═══ Dataset ═══

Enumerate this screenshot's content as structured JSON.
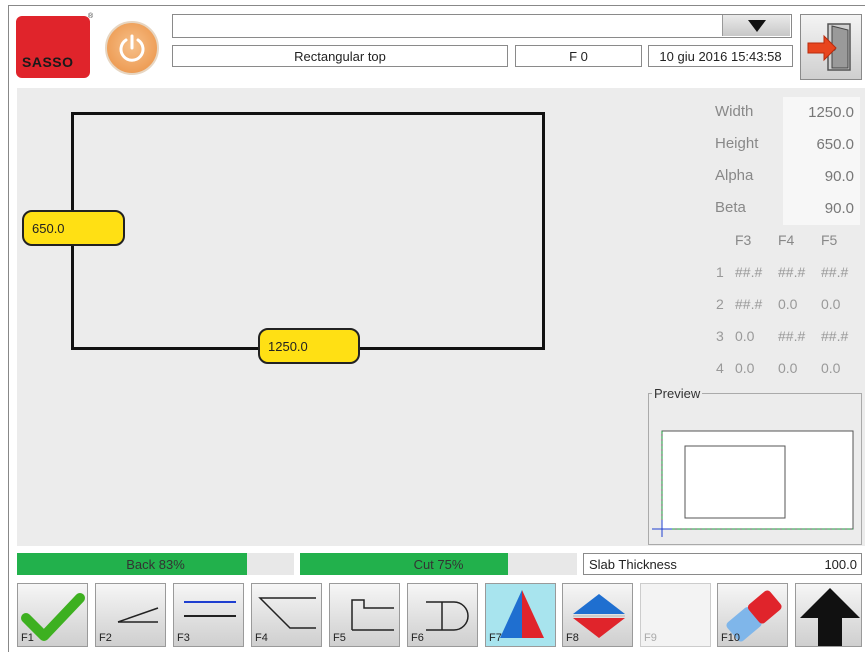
{
  "header": {
    "logo_text": "SASSO",
    "logo_reg": "®",
    "combo_value": "",
    "program_name": "Rectangular top",
    "function_code": "F 0",
    "datetime": "10 giu 2016 15:43:58"
  },
  "drawing": {
    "height_label": "650.0",
    "width_label": "1250.0"
  },
  "params": [
    {
      "label": "Width",
      "value": "1250.0"
    },
    {
      "label": "Height",
      "value": "650.0"
    },
    {
      "label": "Alpha",
      "value": "90.0"
    },
    {
      "label": "Beta",
      "value": "90.0"
    }
  ],
  "grid": {
    "headers": [
      "F3",
      "F4",
      "F5"
    ],
    "rows": [
      {
        "num": "1",
        "cells": [
          "##.#",
          "##.#",
          "##.#"
        ]
      },
      {
        "num": "2",
        "cells": [
          "##.#",
          "0.0",
          "0.0"
        ]
      },
      {
        "num": "3",
        "cells": [
          "0.0",
          "##.#",
          "##.#"
        ]
      },
      {
        "num": "4",
        "cells": [
          "0.0",
          "0.0",
          "0.0"
        ]
      }
    ]
  },
  "preview": {
    "title": "Preview"
  },
  "status": {
    "back_label": "Back 83%",
    "back_percent": 83,
    "cut_label": "Cut 75%",
    "cut_percent": 75,
    "slab_label": "Slab Thickness",
    "slab_value": "100.0"
  },
  "fkeys": [
    {
      "label": "F1",
      "icon": "checkmark-icon"
    },
    {
      "label": "F2",
      "icon": "angled-line-icon"
    },
    {
      "label": "F3",
      "icon": "parallel-lines-icon"
    },
    {
      "label": "F4",
      "icon": "bevel-corner-icon"
    },
    {
      "label": "F5",
      "icon": "notch-profile-icon"
    },
    {
      "label": "F6",
      "icon": "rounded-end-icon"
    },
    {
      "label": "F7",
      "icon": "triangle-split-icon"
    },
    {
      "label": "F8",
      "icon": "diamond-split-icon"
    },
    {
      "label": "F9",
      "icon": "empty"
    },
    {
      "label": "F10",
      "icon": "eraser-icon"
    },
    {
      "label": "",
      "icon": "up-arrow-icon"
    }
  ],
  "colors": {
    "accent_yellow": "#ffe014",
    "progress_green": "#22b14c",
    "logo_red": "#e0242b",
    "active_key": "#a8e4ee"
  }
}
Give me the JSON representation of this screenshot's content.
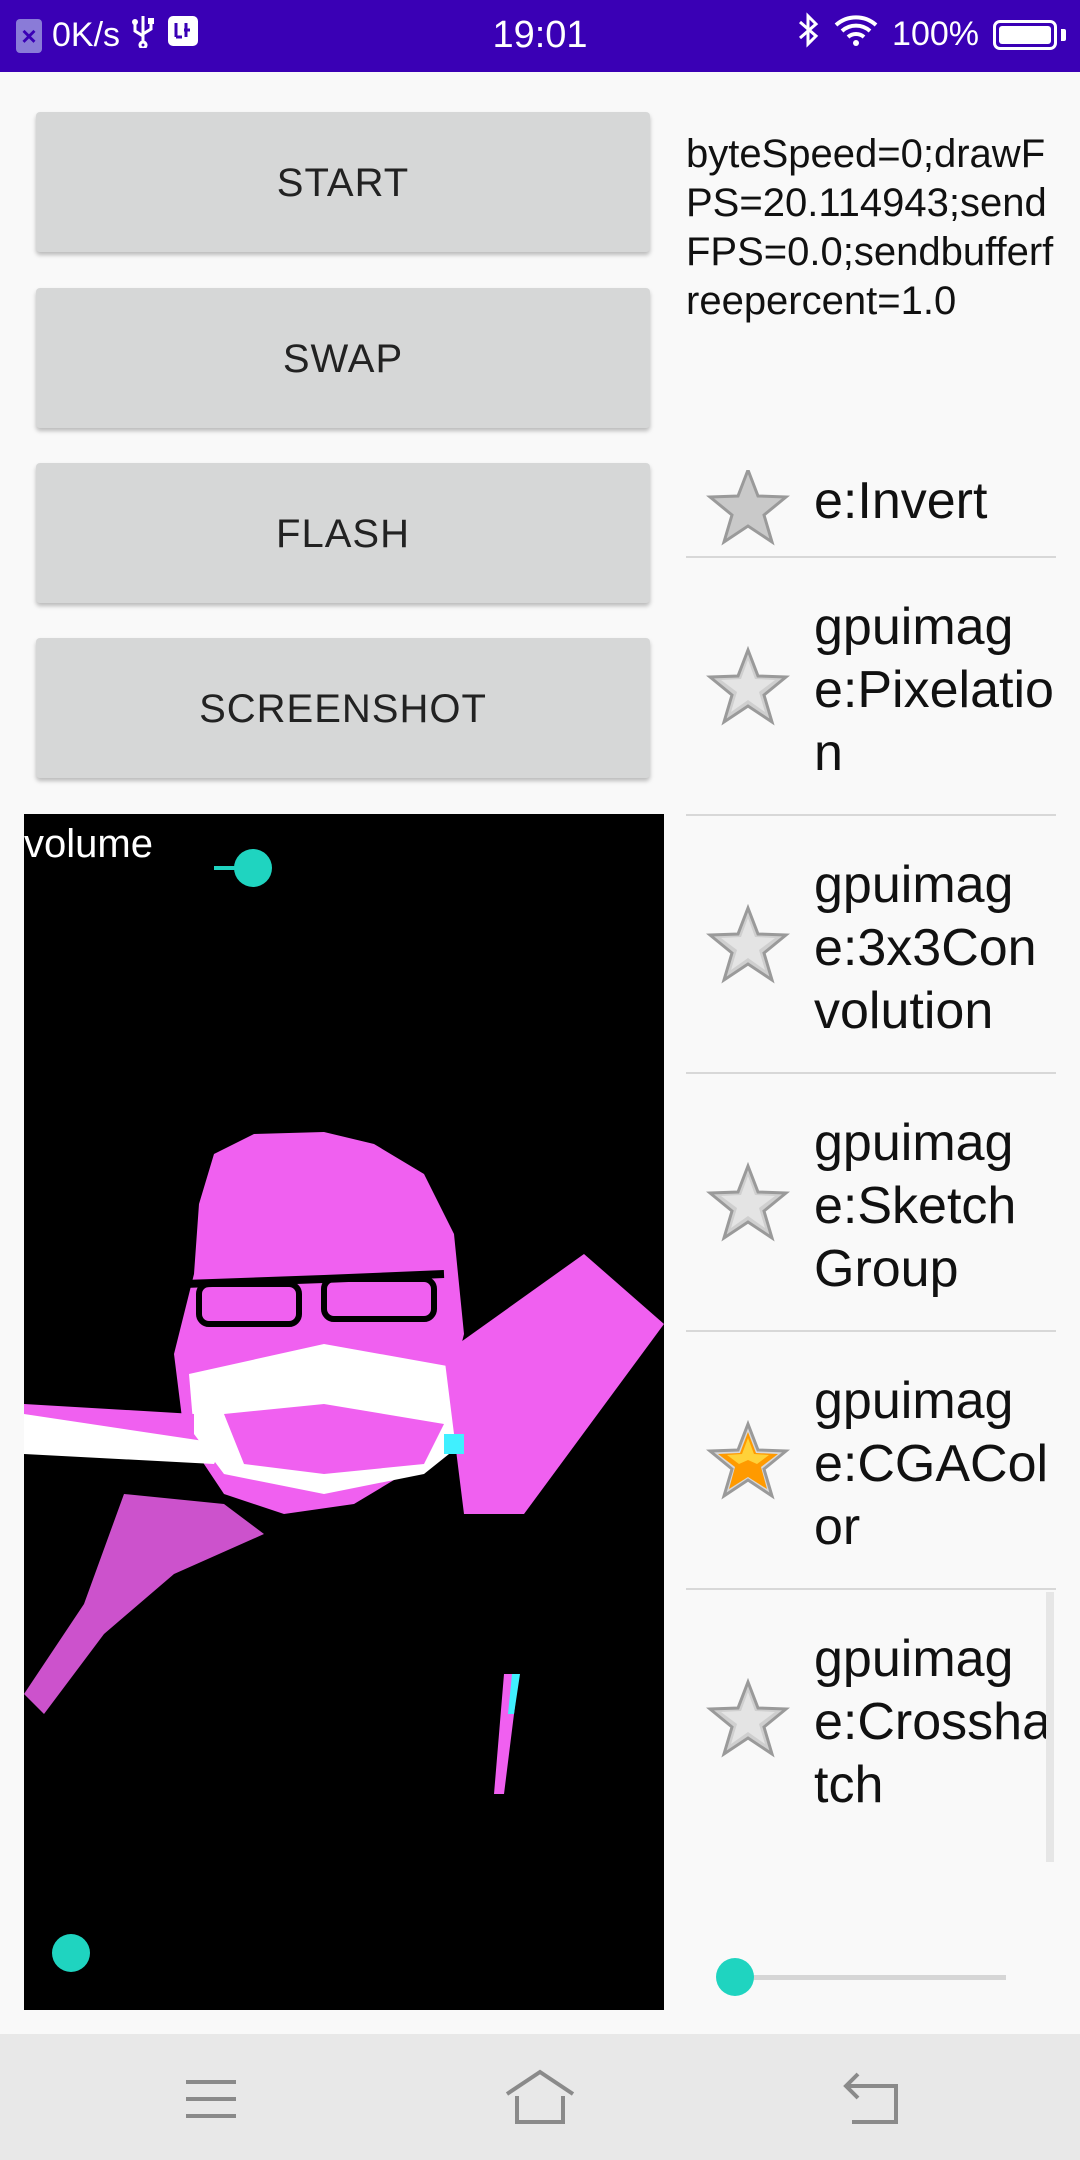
{
  "status_bar": {
    "speed": "0K/s",
    "time": "19:01",
    "battery": "100%"
  },
  "buttons": {
    "start": "START",
    "swap": "SWAP",
    "flash": "FLASH",
    "screenshot": "SCREENSHOT"
  },
  "info_text": "byteSpeed=0;drawFPS=20.114943;sendFPS=0.0;sendbufferfreepercent=1.0",
  "filter_list": {
    "partial_top_label": "e:Invert",
    "items": [
      {
        "label": "gpuimage:Pixelation",
        "favorite": false
      },
      {
        "label": "gpuimage:3x3Convolution",
        "favorite": false
      },
      {
        "label": "gpuimage:SketchGroup",
        "favorite": false
      },
      {
        "label": "gpuimage:CGAColor",
        "favorite": true
      },
      {
        "label": "gpuimage:Crosshatch",
        "favorite": false
      }
    ]
  },
  "video": {
    "volume_label": "volume"
  },
  "colors": {
    "status_bar": "#3a00b5",
    "accent": "#1fd4c0",
    "button": "#d6d7d7",
    "preview_magenta": "#f060f0"
  },
  "icons": {
    "star_off": "star-outline-icon",
    "star_on": "star-filled-icon",
    "nav": [
      "menu-icon",
      "home-icon",
      "back-icon"
    ]
  }
}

═══

● Problem to work on:
Find "this". Copy every line it occurs in.

● Solution:
Enumerate this screenshot's content as structured JSON.
Give me the JSON representation of this screenshot's content.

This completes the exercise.